[begin Exercise materials]

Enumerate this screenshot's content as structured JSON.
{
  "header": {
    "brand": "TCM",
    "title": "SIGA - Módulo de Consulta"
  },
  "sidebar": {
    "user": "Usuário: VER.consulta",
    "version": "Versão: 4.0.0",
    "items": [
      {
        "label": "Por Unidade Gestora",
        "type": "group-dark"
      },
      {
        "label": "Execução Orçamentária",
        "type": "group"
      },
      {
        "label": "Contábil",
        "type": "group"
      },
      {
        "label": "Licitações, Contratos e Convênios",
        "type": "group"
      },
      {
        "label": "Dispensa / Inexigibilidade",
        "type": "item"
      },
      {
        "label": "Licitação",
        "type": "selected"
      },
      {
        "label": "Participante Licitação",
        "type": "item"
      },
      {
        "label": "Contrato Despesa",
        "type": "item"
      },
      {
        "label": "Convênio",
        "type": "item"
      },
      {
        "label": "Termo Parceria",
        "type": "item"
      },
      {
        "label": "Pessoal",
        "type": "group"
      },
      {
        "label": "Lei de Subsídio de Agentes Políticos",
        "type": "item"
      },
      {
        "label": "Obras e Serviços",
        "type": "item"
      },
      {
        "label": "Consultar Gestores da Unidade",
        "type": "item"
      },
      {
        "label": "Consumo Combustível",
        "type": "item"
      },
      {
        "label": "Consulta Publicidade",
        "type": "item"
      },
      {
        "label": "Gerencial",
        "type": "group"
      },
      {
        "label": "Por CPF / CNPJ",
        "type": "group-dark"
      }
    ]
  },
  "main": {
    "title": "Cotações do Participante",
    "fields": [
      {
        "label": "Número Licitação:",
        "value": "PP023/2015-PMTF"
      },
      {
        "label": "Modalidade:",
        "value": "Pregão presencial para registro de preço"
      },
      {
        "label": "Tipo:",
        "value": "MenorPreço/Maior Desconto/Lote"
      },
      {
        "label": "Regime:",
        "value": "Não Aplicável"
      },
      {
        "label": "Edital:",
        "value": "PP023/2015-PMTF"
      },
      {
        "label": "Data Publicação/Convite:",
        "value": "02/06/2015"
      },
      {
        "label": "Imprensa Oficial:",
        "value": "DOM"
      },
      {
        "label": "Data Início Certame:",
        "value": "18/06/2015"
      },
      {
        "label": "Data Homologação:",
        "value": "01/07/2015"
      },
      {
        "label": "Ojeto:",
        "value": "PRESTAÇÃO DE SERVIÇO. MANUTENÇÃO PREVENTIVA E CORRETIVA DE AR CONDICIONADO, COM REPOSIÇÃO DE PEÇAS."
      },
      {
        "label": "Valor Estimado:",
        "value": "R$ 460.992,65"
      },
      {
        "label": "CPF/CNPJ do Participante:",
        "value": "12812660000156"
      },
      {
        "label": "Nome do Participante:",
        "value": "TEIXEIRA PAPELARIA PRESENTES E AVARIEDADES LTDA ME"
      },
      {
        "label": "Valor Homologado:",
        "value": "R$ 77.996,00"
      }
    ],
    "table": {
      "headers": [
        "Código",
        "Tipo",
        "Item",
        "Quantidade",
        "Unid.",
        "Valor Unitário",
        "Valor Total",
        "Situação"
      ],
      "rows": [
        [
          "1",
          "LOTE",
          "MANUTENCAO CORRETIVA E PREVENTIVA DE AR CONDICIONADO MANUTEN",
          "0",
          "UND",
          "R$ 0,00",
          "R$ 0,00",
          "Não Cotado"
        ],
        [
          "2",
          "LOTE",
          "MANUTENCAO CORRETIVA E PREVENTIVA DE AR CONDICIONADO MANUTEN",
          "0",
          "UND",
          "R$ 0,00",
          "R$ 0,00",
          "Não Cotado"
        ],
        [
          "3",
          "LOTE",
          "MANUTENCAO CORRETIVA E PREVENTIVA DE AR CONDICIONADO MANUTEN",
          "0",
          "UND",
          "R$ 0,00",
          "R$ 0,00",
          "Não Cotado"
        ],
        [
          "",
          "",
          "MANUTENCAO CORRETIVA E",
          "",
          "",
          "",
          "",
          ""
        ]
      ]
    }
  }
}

[end Exercise materials]

What is needed
Go through the records above and copy every line with the word "Valor".

The result
        "label": "Valor Estimado:",
        "label": "Valor Homologado:",
        "Valor Unitário",
        "Valor Total",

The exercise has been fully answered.